What is expected:
Reproduce the rows below, renaming every occurrence of "data-point" as "plot-point" and leaving everything else unchanged.

+++++

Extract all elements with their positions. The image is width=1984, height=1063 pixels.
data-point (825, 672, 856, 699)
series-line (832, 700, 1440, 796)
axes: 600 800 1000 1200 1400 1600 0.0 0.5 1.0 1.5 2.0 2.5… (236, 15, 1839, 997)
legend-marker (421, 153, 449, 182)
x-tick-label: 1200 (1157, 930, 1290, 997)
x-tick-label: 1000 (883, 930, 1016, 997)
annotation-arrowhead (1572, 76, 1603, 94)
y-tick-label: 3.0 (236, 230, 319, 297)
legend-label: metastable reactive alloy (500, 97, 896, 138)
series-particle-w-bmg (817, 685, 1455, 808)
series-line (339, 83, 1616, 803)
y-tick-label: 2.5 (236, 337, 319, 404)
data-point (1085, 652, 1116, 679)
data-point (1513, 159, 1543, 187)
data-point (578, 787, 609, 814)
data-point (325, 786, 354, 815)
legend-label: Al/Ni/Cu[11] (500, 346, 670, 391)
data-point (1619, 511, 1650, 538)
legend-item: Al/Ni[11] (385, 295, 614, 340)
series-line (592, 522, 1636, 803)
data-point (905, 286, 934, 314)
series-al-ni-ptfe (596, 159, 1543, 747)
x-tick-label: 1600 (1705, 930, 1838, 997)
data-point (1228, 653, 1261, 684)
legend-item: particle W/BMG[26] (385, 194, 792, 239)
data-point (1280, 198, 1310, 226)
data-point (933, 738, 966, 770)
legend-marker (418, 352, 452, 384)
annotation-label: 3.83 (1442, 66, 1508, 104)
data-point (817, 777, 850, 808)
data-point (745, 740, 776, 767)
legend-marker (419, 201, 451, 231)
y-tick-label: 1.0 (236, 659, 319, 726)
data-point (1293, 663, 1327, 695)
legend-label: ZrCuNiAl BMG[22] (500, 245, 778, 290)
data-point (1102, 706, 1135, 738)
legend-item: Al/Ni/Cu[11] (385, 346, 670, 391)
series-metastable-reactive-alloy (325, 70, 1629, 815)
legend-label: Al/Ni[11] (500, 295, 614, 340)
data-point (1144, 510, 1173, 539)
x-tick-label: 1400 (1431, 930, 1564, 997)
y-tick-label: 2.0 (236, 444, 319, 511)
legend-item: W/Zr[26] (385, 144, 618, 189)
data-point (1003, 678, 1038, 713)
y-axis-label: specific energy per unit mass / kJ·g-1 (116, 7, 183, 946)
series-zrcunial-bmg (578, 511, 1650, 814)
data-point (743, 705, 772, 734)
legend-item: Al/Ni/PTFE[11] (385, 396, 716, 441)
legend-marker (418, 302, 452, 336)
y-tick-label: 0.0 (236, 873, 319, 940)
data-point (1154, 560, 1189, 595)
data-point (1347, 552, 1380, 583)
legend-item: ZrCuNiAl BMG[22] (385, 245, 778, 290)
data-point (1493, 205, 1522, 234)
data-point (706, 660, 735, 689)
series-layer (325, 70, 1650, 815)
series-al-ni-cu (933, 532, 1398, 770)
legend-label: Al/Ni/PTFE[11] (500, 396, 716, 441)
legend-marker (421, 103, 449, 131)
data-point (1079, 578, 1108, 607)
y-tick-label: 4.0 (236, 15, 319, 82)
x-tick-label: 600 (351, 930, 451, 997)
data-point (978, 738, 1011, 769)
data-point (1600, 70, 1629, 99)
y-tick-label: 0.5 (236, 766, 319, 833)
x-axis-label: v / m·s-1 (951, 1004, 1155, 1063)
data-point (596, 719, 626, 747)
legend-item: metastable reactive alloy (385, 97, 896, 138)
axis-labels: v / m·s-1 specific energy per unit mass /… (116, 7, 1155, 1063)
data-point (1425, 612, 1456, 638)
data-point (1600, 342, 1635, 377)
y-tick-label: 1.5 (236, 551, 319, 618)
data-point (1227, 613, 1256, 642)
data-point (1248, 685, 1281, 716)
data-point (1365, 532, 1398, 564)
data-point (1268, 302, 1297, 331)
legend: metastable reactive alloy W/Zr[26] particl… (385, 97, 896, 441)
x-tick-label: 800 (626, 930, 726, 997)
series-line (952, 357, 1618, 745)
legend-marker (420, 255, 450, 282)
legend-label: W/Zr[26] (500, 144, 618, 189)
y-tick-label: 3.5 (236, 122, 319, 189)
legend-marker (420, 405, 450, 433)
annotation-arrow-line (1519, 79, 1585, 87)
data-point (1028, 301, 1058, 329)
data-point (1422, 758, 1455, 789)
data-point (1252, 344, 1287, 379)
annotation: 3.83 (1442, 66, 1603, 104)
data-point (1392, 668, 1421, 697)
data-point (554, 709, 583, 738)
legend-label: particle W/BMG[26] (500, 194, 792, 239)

+++++

Result of this task:
Extract all elements with their positions. The image is width=1984, height=1063 pixels.
plot-point (825, 672, 856, 699)
series-line (832, 700, 1440, 796)
axes: 600 800 1000 1200 1400 1600 0.0 0.5 1.0 1.5 2.0 2.5… (236, 15, 1839, 997)
legend-marker (421, 153, 449, 182)
x-tick-label: 1200 (1157, 930, 1290, 997)
x-tick-label: 1000 (883, 930, 1016, 997)
annotation-arrowhead (1572, 76, 1603, 94)
y-tick-label: 3.0 (236, 230, 319, 297)
legend-label: metastable reactive alloy (500, 97, 896, 138)
series-particle-w-bmg (817, 685, 1455, 808)
series-line (339, 83, 1616, 803)
y-tick-label: 2.5 (236, 337, 319, 404)
plot-point (1085, 652, 1116, 679)
plot-point (1513, 159, 1543, 187)
plot-point (578, 787, 609, 814)
plot-point (325, 786, 354, 815)
legend-label: Al/Ni/Cu[11] (500, 346, 670, 391)
plot-point (1619, 511, 1650, 538)
legend-item: Al/Ni[11] (385, 295, 614, 340)
series-line (592, 522, 1636, 803)
plot-point (905, 286, 934, 314)
series-al-ni-ptfe (596, 159, 1543, 747)
x-tick-label: 1600 (1705, 930, 1838, 997)
plot-point (1228, 653, 1261, 684)
legend-item: particle W/BMG[26] (385, 194, 792, 239)
plot-point (1280, 198, 1310, 226)
plot-point (933, 738, 966, 770)
legend-marker (418, 352, 452, 384)
annotation-label: 3.83 (1442, 66, 1508, 104)
plot-point (817, 777, 850, 808)
plot-point (745, 740, 776, 767)
legend-marker (419, 201, 451, 231)
y-tick-label: 1.0 (236, 659, 319, 726)
plot-point (1293, 663, 1327, 695)
legend-label: ZrCuNiAl BMG[22] (500, 245, 778, 290)
plot-point (1102, 706, 1135, 738)
legend-item: Al/Ni/Cu[11] (385, 346, 670, 391)
series-metastable-reactive-alloy (325, 70, 1629, 815)
legend-label: Al/Ni[11] (500, 295, 614, 340)
plot-point (1144, 510, 1173, 539)
x-tick-label: 1400 (1431, 930, 1564, 997)
y-tick-label: 2.0 (236, 444, 319, 511)
legend-item: W/Zr[26] (385, 144, 618, 189)
plot-point (1003, 678, 1038, 713)
y-axis-label: specific energy per unit mass / kJ·g-1 (116, 7, 183, 946)
series-zrcunial-bmg (578, 511, 1650, 814)
plot-point (743, 705, 772, 734)
legend-item: Al/Ni/PTFE[11] (385, 396, 716, 441)
legend-marker (418, 302, 452, 336)
y-tick-label: 0.0 (236, 873, 319, 940)
plot-point (1154, 560, 1189, 595)
plot-point (1347, 552, 1380, 583)
legend-item: ZrCuNiAl BMG[22] (385, 245, 778, 290)
plot-point (1493, 205, 1522, 234)
plot-point (706, 660, 735, 689)
series-layer (325, 70, 1650, 815)
series-al-ni-cu (933, 532, 1398, 770)
legend-label: Al/Ni/PTFE[11] (500, 396, 716, 441)
legend-marker (421, 103, 449, 131)
plot-point (1079, 578, 1108, 607)
y-tick-label: 4.0 (236, 15, 319, 82)
x-tick-label: 600 (351, 930, 451, 997)
plot-point (978, 738, 1011, 769)
plot-point (1600, 70, 1629, 99)
y-tick-label: 0.5 (236, 766, 319, 833)
x-axis-label: v / m·s-1 (951, 1004, 1155, 1063)
plot-point (596, 719, 626, 747)
legend-item: metastable reactive alloy (385, 97, 896, 138)
axis-labels: v / m·s-1 specific energy per unit mass /… (116, 7, 1155, 1063)
plot-point (1425, 612, 1456, 638)
plot-point (1600, 342, 1635, 377)
y-tick-label: 1.5 (236, 551, 319, 618)
plot-point (1227, 613, 1256, 642)
plot-point (1248, 685, 1281, 716)
plot-point (1365, 532, 1398, 564)
plot-point (1268, 302, 1297, 331)
legend: metastable reactive alloy W/Zr[26] particl… (385, 97, 896, 441)
x-tick-label: 800 (626, 930, 726, 997)
series-line (952, 357, 1618, 745)
legend-marker (420, 255, 450, 282)
legend-label: W/Zr[26] (500, 144, 618, 189)
y-tick-label: 3.5 (236, 122, 319, 189)
legend-marker (420, 405, 450, 433)
annotation-arrow-line (1519, 79, 1585, 87)
plot-point (1028, 301, 1058, 329)
plot-point (1422, 758, 1455, 789)
plot-point (1252, 344, 1287, 379)
annotation: 3.83 (1442, 66, 1603, 104)
plot-point (1392, 668, 1421, 697)
plot-point (554, 709, 583, 738)
legend-label: particle W/BMG[26] (500, 194, 792, 239)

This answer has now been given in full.